[Extracted data entries]
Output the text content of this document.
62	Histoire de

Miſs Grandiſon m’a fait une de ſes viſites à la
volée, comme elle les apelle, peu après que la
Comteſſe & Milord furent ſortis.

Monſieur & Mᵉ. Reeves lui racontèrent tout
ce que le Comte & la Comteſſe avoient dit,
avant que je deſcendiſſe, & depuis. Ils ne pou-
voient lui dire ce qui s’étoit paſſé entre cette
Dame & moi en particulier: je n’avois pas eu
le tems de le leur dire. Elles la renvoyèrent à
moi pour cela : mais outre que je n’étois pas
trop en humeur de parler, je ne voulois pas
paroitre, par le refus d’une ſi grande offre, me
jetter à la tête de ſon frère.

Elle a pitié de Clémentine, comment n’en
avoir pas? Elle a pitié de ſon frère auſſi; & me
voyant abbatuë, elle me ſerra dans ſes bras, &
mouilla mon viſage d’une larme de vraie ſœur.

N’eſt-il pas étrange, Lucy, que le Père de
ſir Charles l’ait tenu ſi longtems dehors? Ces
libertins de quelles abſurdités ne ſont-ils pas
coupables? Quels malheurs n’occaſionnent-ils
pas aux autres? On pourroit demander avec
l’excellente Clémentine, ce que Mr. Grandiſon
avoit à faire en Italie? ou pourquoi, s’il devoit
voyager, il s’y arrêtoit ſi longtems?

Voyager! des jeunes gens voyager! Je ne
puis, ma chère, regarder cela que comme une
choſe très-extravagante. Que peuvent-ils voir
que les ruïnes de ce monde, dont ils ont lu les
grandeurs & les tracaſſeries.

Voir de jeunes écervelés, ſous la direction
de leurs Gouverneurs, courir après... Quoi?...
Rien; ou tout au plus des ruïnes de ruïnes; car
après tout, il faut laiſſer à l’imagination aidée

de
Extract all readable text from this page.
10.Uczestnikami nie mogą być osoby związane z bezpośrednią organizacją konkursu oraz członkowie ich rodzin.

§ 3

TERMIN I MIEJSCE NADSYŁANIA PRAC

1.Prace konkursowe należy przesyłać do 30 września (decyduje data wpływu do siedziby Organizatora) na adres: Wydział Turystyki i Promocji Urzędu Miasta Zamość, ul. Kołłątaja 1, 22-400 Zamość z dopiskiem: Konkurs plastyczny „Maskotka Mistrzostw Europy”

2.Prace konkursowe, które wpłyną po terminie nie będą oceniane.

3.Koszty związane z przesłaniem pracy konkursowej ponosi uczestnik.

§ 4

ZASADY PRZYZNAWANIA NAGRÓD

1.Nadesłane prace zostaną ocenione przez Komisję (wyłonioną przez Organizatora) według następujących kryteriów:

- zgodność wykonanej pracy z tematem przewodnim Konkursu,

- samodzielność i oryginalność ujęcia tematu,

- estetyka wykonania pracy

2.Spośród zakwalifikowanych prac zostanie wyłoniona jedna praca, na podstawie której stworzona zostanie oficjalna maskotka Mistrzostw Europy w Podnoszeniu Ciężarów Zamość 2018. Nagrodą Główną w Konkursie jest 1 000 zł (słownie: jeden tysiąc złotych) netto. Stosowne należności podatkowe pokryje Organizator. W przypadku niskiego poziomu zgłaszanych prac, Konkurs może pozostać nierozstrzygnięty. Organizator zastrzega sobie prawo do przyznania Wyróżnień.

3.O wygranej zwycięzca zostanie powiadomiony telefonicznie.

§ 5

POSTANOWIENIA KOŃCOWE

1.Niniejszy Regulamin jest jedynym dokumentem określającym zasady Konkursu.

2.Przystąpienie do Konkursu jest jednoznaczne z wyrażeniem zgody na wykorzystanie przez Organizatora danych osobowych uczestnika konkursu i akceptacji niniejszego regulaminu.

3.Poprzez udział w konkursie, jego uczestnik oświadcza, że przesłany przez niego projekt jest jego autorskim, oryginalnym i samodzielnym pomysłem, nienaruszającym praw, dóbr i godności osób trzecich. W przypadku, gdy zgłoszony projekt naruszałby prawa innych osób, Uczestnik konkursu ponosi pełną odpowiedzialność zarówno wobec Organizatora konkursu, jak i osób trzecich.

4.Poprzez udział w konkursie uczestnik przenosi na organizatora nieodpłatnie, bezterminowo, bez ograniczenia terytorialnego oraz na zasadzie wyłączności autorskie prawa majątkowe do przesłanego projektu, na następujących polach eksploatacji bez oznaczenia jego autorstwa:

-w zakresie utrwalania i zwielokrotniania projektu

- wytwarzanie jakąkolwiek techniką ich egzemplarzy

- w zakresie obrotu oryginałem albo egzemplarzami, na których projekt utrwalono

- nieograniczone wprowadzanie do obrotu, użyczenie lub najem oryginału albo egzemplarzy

Problem statement: Working from the material above, state how many lines contain "longtems"; give only the number.

Result: 2